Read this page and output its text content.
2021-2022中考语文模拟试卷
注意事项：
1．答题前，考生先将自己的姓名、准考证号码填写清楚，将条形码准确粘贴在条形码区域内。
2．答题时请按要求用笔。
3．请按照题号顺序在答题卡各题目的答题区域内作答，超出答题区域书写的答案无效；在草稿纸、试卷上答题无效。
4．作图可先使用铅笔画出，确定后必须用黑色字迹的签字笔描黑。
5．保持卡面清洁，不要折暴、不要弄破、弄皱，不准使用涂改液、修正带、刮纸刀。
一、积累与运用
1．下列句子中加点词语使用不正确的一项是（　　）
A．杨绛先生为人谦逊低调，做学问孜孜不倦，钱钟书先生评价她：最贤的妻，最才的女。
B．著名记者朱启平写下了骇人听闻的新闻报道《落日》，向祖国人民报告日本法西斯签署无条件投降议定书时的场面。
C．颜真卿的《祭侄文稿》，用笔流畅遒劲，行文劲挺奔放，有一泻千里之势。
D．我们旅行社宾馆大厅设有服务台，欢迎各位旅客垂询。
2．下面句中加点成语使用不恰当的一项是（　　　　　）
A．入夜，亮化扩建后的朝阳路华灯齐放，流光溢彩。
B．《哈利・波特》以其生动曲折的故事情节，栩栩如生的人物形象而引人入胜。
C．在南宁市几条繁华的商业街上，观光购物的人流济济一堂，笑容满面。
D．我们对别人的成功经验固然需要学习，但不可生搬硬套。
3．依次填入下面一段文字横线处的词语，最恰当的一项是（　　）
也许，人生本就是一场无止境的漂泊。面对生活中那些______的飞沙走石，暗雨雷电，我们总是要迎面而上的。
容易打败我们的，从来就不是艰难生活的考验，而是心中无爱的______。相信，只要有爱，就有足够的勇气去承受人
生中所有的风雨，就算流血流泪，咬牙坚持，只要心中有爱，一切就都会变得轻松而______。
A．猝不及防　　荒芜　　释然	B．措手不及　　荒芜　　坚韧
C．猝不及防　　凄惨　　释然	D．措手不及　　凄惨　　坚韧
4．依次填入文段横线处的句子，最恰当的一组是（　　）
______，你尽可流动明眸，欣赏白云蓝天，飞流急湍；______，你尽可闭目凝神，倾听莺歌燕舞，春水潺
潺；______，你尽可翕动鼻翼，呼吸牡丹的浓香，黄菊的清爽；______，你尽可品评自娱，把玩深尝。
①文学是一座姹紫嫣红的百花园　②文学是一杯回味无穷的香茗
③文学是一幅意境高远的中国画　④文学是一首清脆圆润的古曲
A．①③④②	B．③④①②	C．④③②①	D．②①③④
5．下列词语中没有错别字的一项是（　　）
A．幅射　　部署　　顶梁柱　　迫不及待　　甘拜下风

....

◆ **DIRECTION**
Write the material out again word for word.

◆ **TASK RESPONSE**
Read this page and output its text content.
2021-2022中考语文模拟试卷
注意事项：
1．答题前，考生先将自己的姓名、准考证号码填写清楚，将条形码准确粘贴在条形码区域内。
2．答题时请按要求用笔。
3．请按照题号顺序在答题卡各题目的答题区域内作答，超出答题区域书写的答案无效；在草稿纸、试卷上答题无效。
4．作图可先使用铅笔画出，确定后必须用黑色字迹的签字笔描黑。
5．保持卡面清洁，不要折暴、不要弄破、弄皱，不准使用涂改液、修正带、刮纸刀。
一、积累与运用
1．下列句子中加点词语使用不正确的一项是（　　）
A．杨绛先生为人谦逊低调，做学问孜孜不倦，钱钟书先生评价她：最贤的妻，最才的女。
B．著名记者朱启平写下了骇人听闻的新闻报道《落日》，向祖国人民报告日本法西斯签署无条件投降议定书时的场面。
C．颜真卿的《祭侄文稿》，用笔流畅遒劲，行文劲挺奔放，有一泻千里之势。
D．我们旅行社宾馆大厅设有服务台，欢迎各位旅客垂询。
2．下面句中加点成语使用不恰当的一项是（　　　　　）
A．入夜，亮化扩建后的朝阳路华灯齐放，流光溢彩。
B．《哈利・波特》以其生动曲折的故事情节，栩栩如生的人物形象而引人入胜。
C．在南宁市几条繁华的商业街上，观光购物的人流济济一堂，笑容满面。
D．我们对别人的成功经验固然需要学习，但不可生搬硬套。
3．依次填入下面一段文字横线处的词语，最恰当的一项是（　　）
也许，人生本就是一场无止境的漂泊。面对生活中那些______的飞沙走石，暗雨雷电，我们总是要迎面而上的。
容易打败我们的，从来就不是艰难生活的考验，而是心中无爱的______。相信，只要有爱，就有足够的勇气去承受人
生中所有的风雨，就算流血流泪，咬牙坚持，只要心中有爱，一切就都会变得轻松而______。
A．猝不及防　　荒芜　　释然	B．措手不及　　荒芜　　坚韧
C．猝不及防　　凄惨　　释然	D．措手不及　　凄惨　　坚韧
4．依次填入文段横线处的句子，最恰当的一组是（　　）
______，你尽可流动明眸，欣赏白云蓝天，飞流急湍；______，你尽可闭目凝神，倾听莺歌燕舞，春水潺
潺；______，你尽可翕动鼻翼，呼吸牡丹的浓香，黄菊的清爽；______，你尽可品评自娱，把玩深尝。
①文学是一座姹紫嫣红的百花园　②文学是一杯回味无穷的香茗
③文学是一幅意境高远的中国画　④文学是一首清脆圆润的古曲
A．①③④②	B．③④①②	C．④③②①	D．②①③④
5．下列词语中没有错别字的一项是（　　）
A．幅射　　部署　　顶梁柱　　迫不及待　　甘拜下风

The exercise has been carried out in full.